Please return every line in the entries below with the word "küçük" in it.

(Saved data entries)
====

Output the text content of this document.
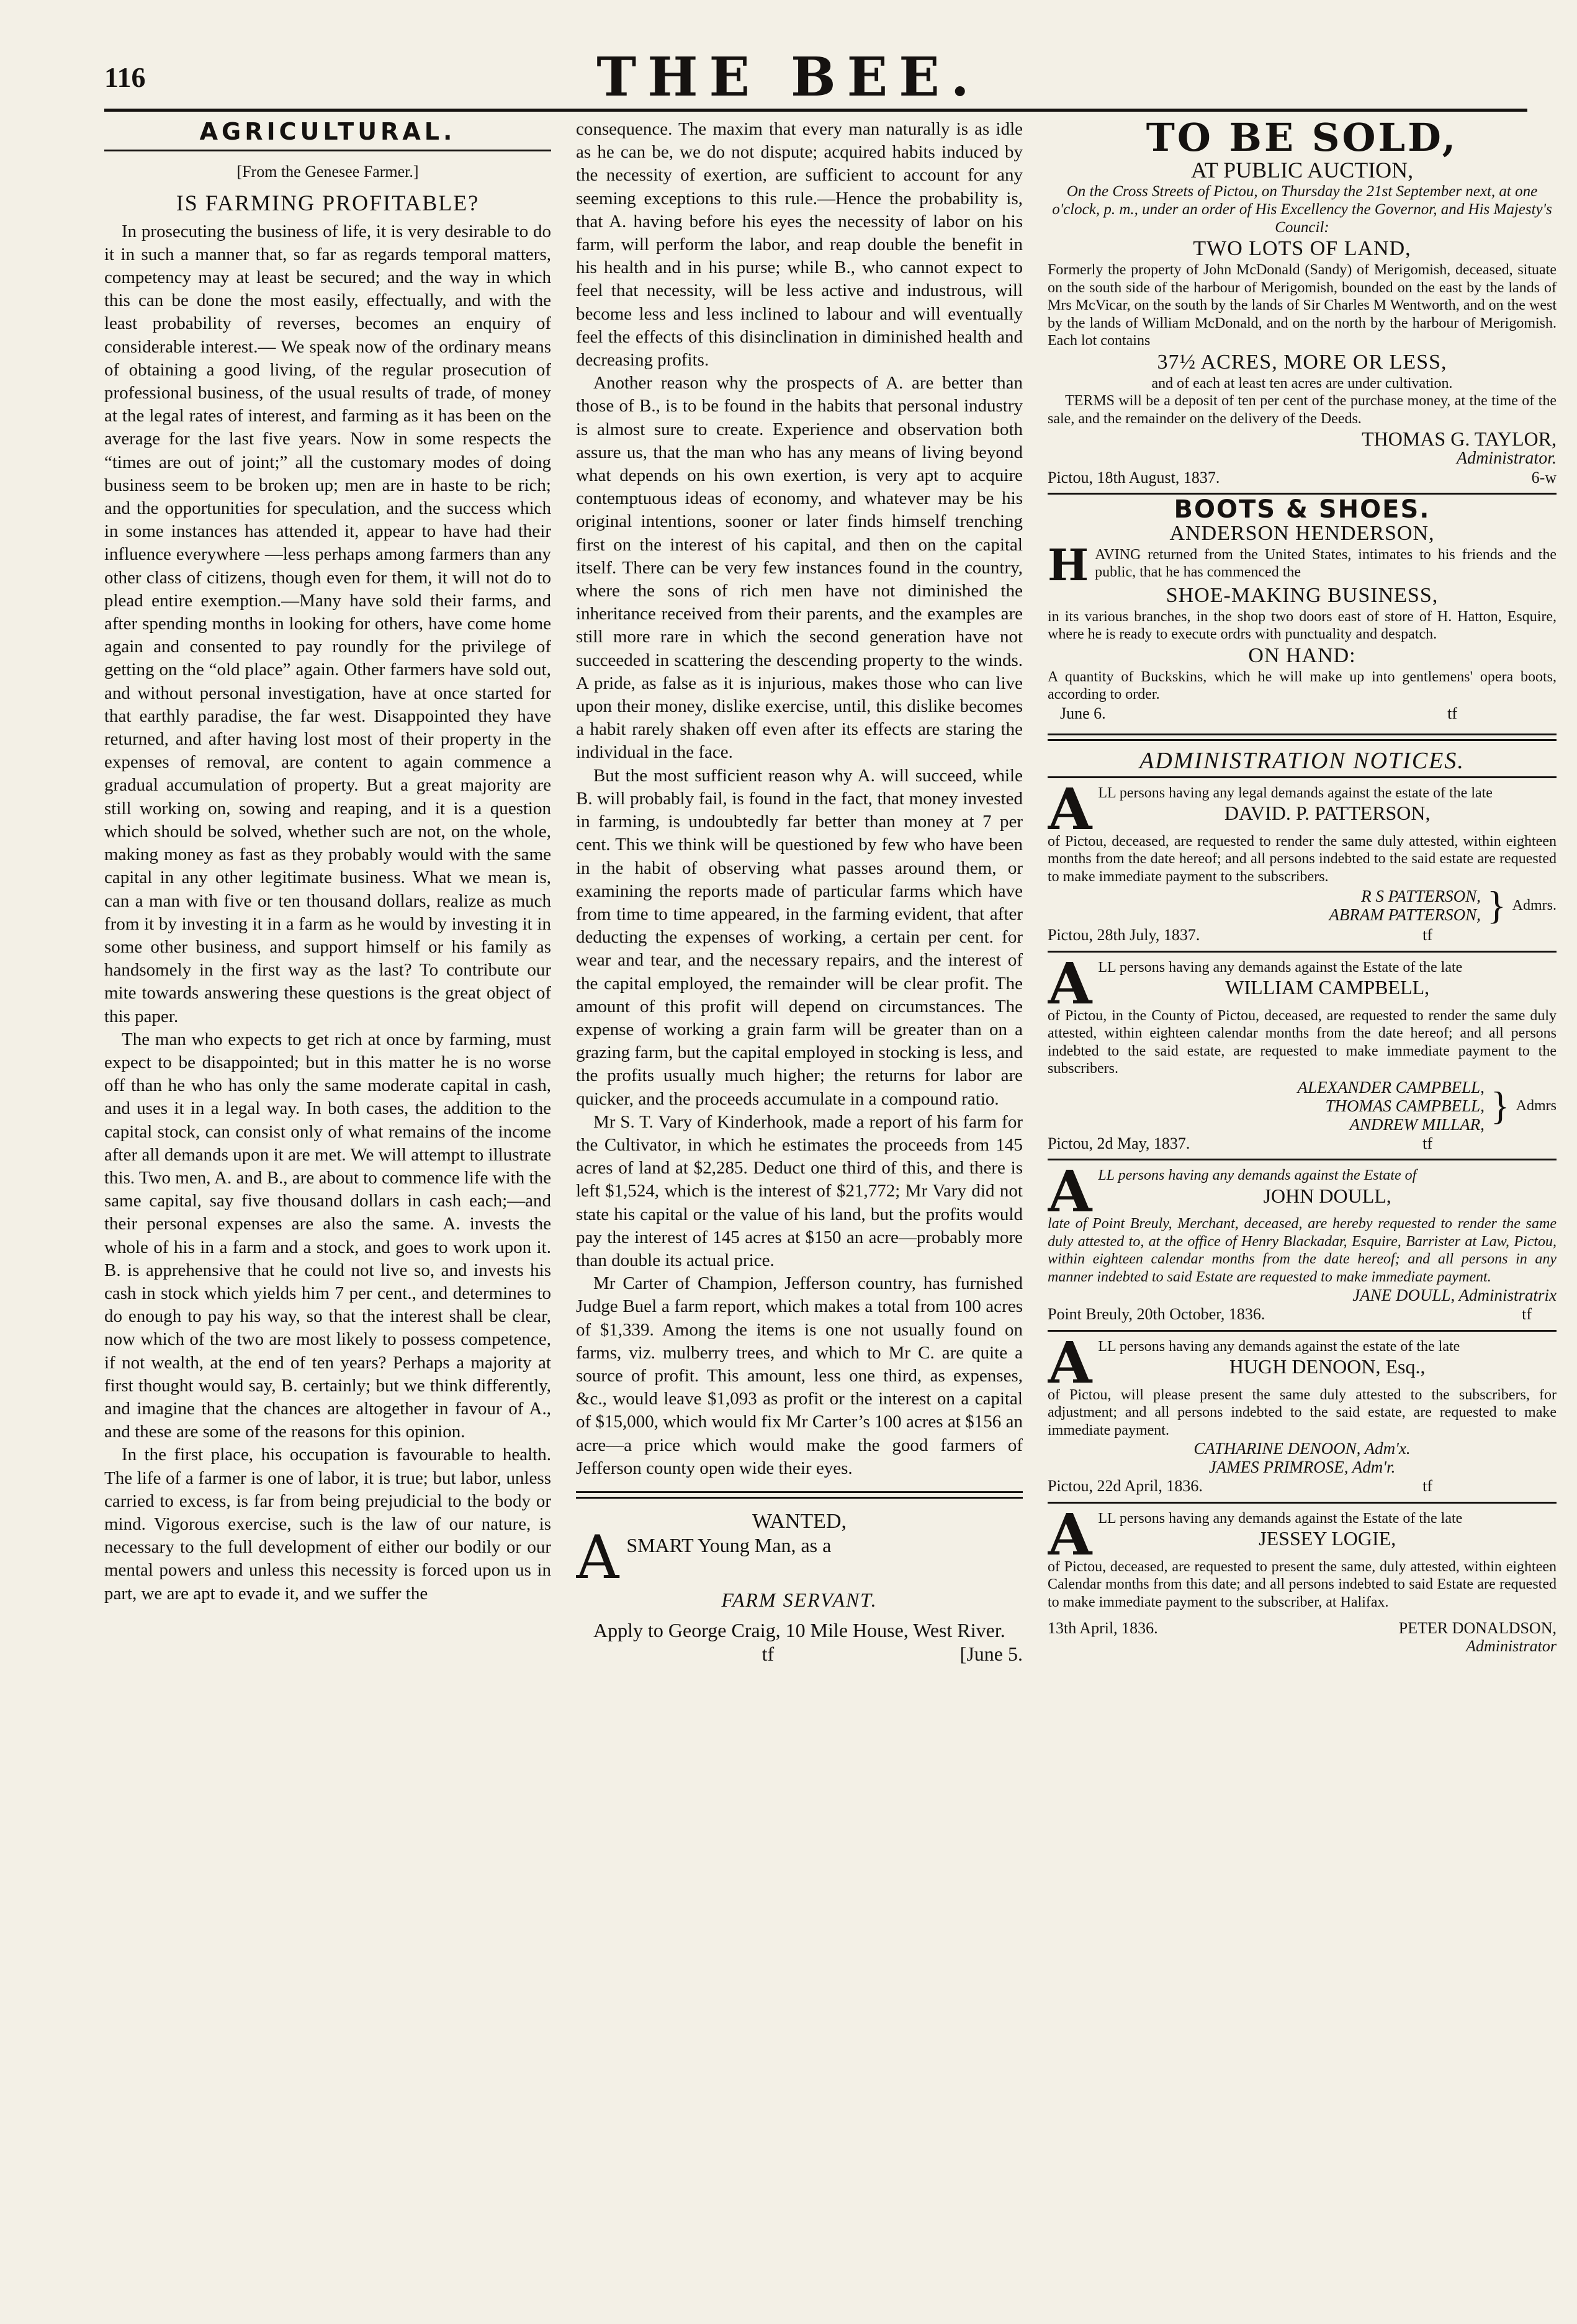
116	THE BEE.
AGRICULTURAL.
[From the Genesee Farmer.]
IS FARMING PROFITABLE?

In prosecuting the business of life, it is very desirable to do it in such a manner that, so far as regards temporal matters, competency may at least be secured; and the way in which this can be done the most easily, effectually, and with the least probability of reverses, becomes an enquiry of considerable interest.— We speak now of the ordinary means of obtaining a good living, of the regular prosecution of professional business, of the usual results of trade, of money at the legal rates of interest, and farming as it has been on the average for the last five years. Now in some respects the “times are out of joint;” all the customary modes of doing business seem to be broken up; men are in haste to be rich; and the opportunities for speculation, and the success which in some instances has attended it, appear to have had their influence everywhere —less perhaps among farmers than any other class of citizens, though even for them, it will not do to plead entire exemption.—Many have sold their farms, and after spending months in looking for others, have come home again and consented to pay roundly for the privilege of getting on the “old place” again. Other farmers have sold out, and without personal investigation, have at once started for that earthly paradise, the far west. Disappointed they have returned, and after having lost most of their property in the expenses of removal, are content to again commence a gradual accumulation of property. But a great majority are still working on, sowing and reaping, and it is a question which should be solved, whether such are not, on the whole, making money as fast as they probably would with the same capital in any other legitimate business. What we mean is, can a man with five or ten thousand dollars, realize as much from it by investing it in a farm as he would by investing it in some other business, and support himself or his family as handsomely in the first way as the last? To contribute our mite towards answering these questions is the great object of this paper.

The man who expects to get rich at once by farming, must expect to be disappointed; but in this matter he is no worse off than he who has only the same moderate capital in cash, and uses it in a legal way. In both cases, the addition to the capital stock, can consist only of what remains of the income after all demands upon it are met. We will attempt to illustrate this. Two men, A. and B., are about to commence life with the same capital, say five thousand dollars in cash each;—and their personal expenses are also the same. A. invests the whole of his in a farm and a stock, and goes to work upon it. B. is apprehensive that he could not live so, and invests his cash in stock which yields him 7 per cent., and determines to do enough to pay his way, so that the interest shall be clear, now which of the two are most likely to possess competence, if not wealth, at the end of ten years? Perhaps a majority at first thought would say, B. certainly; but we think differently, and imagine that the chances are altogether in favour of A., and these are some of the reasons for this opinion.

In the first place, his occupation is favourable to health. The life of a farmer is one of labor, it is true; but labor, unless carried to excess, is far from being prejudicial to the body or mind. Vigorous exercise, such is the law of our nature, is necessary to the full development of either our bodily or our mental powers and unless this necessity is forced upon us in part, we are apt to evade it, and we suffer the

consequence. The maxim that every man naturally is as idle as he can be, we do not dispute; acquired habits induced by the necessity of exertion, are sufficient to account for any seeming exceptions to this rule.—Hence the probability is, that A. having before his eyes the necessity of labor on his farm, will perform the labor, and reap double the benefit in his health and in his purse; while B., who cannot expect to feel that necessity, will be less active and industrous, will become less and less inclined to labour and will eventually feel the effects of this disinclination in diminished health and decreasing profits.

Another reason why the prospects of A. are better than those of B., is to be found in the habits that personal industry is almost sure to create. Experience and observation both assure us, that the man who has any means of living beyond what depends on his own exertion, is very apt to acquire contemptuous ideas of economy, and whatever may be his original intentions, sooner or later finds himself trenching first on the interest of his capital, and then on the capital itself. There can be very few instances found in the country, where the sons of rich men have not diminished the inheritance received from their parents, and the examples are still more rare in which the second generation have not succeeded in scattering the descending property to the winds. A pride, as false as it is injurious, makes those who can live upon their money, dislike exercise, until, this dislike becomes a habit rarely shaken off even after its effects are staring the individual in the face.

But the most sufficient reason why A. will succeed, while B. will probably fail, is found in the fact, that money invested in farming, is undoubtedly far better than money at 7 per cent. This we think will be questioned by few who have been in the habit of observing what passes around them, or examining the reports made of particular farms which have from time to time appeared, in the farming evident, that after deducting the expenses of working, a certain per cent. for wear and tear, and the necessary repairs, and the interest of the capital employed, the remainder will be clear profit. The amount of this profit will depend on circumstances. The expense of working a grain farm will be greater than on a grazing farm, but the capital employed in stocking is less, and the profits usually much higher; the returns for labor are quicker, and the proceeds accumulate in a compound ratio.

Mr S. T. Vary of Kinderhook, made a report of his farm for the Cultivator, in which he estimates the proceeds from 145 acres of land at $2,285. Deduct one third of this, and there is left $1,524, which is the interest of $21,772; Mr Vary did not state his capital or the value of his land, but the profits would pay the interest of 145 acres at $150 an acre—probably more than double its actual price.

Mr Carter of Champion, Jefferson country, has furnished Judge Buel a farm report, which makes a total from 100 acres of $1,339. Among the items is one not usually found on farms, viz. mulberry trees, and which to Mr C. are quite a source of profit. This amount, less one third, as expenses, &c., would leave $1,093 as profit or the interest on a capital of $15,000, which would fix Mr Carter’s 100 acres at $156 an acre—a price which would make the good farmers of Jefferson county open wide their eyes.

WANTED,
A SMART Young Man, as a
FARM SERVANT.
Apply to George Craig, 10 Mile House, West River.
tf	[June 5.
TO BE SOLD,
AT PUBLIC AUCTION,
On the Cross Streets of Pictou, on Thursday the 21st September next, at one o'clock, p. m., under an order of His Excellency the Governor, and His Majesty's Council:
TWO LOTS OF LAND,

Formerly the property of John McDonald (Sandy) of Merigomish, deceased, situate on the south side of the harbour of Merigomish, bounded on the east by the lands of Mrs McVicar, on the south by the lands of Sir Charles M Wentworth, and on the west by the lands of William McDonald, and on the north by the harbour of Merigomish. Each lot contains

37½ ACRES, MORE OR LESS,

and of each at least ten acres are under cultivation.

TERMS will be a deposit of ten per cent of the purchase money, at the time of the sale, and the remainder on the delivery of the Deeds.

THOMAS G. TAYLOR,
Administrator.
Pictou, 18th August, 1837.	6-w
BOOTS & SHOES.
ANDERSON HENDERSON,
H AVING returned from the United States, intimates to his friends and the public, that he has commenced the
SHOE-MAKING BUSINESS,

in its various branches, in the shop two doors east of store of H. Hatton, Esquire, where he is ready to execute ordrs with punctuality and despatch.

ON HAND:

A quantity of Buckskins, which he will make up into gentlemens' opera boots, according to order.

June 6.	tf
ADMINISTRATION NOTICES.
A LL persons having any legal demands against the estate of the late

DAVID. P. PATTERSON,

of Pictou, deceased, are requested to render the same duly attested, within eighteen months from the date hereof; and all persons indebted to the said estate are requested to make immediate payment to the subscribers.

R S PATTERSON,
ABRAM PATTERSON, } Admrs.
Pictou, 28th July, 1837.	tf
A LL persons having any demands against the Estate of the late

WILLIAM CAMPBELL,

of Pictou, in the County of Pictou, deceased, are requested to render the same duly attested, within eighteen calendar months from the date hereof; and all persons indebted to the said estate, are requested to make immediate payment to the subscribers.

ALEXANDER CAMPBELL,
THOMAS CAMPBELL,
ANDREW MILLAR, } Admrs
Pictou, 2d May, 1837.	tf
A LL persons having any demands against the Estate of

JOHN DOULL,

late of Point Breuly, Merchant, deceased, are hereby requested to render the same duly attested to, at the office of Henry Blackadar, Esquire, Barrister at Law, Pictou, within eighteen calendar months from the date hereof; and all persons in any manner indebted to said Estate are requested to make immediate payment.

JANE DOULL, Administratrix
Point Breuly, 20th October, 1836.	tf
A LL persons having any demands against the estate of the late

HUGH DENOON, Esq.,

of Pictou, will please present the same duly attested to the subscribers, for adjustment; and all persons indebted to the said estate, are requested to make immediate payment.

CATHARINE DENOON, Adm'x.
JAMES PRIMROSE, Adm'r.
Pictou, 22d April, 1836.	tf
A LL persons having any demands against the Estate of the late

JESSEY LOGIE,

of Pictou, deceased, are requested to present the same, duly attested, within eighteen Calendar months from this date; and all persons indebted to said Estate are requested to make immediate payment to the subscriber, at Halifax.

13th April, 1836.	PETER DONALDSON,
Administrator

====

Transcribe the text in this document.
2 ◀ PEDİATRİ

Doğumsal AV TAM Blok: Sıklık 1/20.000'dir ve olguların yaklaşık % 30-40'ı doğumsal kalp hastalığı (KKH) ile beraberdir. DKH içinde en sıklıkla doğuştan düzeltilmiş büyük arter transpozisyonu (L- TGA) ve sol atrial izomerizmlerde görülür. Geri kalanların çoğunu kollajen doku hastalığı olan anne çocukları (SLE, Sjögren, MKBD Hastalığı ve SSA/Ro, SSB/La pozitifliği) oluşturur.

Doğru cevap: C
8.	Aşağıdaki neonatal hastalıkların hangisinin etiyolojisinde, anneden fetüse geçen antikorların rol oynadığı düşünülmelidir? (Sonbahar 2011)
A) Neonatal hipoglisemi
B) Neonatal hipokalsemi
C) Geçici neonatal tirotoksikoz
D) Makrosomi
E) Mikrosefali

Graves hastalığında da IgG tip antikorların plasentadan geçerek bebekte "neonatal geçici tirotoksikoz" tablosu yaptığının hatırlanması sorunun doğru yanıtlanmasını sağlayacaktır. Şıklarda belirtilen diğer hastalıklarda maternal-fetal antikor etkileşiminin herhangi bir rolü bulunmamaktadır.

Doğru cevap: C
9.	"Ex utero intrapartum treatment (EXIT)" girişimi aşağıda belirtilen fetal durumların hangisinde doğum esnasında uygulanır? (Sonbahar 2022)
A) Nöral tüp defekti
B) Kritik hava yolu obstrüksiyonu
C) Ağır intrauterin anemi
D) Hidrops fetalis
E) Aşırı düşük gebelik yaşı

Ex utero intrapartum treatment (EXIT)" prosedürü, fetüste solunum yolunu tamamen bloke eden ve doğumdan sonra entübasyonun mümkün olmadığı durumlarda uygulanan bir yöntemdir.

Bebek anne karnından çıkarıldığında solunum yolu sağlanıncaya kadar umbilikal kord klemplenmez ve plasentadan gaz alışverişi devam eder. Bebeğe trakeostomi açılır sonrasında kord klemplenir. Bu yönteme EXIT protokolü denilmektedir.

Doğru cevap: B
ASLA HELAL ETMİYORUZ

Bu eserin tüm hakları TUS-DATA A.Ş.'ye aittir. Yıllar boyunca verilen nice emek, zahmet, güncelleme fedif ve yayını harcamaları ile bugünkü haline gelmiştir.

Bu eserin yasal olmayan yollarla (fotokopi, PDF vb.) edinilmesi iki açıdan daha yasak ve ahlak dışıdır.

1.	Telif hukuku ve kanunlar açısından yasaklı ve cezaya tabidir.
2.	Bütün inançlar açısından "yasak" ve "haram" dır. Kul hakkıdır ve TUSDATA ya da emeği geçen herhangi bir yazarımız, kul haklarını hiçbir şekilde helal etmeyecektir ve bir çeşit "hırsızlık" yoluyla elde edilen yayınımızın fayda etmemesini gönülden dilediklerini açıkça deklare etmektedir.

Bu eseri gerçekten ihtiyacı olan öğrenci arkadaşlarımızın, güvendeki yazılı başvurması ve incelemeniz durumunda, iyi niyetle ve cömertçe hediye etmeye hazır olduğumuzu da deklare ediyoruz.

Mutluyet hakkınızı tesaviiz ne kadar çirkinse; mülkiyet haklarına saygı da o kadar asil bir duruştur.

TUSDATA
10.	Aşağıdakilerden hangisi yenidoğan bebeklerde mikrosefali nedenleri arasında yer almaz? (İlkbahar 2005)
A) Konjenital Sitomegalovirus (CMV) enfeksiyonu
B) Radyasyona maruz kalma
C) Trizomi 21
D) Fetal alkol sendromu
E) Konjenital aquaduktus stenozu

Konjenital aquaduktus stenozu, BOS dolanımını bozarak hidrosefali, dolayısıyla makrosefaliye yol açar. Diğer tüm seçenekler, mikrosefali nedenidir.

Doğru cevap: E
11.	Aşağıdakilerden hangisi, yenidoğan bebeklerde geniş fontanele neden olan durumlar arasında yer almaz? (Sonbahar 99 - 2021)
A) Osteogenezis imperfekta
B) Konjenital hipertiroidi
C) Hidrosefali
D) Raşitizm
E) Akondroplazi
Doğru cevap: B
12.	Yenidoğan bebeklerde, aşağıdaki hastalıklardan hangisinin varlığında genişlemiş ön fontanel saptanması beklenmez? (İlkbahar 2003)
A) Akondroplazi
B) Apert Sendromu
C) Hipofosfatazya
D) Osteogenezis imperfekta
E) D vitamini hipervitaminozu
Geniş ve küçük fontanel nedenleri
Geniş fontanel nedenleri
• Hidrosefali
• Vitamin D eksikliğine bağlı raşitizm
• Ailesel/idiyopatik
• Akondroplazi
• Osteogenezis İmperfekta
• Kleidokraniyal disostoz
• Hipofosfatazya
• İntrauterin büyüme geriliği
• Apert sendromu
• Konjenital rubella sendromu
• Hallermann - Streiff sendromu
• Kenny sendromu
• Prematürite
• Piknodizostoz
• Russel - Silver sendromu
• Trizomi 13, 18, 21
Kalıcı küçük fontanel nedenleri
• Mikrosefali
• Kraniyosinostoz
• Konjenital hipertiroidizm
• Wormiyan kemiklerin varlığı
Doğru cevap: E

====

EXERCISE SOLUTION >>
Geniş ve küçük fontanel nedenleri
Kalıcı küçük fontanel nedenleri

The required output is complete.